-- start of Records supplied --

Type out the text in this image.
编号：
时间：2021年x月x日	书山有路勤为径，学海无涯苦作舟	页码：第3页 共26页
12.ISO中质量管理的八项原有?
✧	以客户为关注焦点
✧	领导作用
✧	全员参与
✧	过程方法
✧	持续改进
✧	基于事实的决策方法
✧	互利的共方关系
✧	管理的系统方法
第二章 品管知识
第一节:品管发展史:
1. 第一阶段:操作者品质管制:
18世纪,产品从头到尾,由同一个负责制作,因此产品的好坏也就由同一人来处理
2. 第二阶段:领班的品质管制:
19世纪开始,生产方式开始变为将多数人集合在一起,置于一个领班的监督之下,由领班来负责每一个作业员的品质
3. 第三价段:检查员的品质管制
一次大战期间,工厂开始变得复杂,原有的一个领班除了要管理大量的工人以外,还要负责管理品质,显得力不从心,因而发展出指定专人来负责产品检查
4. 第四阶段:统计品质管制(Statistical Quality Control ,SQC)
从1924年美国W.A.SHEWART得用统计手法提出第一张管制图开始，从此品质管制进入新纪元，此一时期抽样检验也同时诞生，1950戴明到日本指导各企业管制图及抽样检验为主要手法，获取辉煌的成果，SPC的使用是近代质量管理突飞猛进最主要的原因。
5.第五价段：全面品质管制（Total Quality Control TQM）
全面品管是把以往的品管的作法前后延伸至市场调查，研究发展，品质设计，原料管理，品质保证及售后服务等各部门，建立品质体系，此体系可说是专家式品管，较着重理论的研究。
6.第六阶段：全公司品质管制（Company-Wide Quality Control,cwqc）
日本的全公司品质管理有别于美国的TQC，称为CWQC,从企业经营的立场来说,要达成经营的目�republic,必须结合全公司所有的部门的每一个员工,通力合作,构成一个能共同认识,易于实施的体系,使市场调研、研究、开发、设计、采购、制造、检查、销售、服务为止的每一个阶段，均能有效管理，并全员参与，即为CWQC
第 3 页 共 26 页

-- end of Records supplied --

▶ [Brief]:
Using the records above, find and show each line with the string "Control".

▶ [Result]:
4. 第四阶段:统计品质管制(Statistical Quality Control ,SQC)
5.第五价段：全面品质管制（Total Quality Control TQM）
6.第六阶段：全公司品质管制（Company-Wide Quality Control,cwqc）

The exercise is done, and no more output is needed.